What you will do >> Of all the lines in the material, how many carry the string "Road"? Respond with the number by itself.

★ ★ ★ ★ ★ ★ ★

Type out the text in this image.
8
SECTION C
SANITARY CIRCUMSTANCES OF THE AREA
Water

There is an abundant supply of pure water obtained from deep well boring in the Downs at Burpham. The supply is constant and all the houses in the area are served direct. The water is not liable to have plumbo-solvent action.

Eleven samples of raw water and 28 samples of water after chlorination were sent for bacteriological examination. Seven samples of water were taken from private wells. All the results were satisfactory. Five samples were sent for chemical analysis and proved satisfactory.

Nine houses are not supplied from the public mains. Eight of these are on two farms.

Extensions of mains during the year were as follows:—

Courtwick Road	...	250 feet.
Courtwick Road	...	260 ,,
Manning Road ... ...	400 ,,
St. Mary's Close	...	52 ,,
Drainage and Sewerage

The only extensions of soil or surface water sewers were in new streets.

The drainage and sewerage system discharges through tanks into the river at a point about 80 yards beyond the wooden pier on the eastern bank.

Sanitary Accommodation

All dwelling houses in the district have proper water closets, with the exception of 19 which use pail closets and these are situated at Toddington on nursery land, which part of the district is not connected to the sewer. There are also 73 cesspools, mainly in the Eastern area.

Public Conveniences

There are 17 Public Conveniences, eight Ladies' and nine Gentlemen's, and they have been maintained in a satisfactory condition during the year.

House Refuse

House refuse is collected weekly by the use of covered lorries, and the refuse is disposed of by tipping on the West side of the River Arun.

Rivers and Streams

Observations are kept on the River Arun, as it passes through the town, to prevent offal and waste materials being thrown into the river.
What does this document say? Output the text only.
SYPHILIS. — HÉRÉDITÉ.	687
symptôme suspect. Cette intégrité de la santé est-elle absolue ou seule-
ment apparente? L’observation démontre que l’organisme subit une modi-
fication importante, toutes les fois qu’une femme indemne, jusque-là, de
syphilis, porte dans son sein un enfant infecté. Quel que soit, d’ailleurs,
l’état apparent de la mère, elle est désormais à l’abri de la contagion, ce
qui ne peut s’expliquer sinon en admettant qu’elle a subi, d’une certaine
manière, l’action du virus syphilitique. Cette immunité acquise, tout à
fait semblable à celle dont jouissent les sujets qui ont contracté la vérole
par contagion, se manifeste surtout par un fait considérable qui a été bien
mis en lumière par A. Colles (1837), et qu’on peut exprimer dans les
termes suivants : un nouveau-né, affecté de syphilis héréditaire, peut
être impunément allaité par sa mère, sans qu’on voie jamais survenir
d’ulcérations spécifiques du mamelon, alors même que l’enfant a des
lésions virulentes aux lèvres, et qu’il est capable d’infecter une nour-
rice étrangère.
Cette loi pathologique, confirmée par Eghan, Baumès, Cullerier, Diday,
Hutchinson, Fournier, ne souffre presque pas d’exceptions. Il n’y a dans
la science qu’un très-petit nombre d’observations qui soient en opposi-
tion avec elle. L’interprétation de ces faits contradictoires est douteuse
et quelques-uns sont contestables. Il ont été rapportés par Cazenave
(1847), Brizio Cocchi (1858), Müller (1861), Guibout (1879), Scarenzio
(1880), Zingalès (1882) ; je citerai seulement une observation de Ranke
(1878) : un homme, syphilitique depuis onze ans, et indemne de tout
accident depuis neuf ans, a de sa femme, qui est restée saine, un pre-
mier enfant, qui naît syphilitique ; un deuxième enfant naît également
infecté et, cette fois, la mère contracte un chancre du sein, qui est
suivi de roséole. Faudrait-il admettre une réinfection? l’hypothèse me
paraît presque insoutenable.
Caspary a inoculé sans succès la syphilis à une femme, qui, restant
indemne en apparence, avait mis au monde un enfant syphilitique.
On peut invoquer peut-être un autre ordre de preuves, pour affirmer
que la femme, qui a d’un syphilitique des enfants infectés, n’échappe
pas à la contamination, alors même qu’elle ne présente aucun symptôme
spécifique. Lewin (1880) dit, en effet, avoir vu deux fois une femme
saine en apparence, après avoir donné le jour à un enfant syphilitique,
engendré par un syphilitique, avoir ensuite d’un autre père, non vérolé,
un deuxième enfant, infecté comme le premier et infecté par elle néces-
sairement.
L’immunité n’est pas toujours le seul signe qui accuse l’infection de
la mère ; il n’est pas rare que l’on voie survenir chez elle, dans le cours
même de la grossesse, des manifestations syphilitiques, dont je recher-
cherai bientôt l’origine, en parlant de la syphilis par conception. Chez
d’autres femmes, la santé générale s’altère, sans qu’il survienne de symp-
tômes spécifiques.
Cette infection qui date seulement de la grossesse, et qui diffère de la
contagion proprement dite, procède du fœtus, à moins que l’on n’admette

★ ★ ★ ★ ★ ★ ★

Solution for this exercise >> 3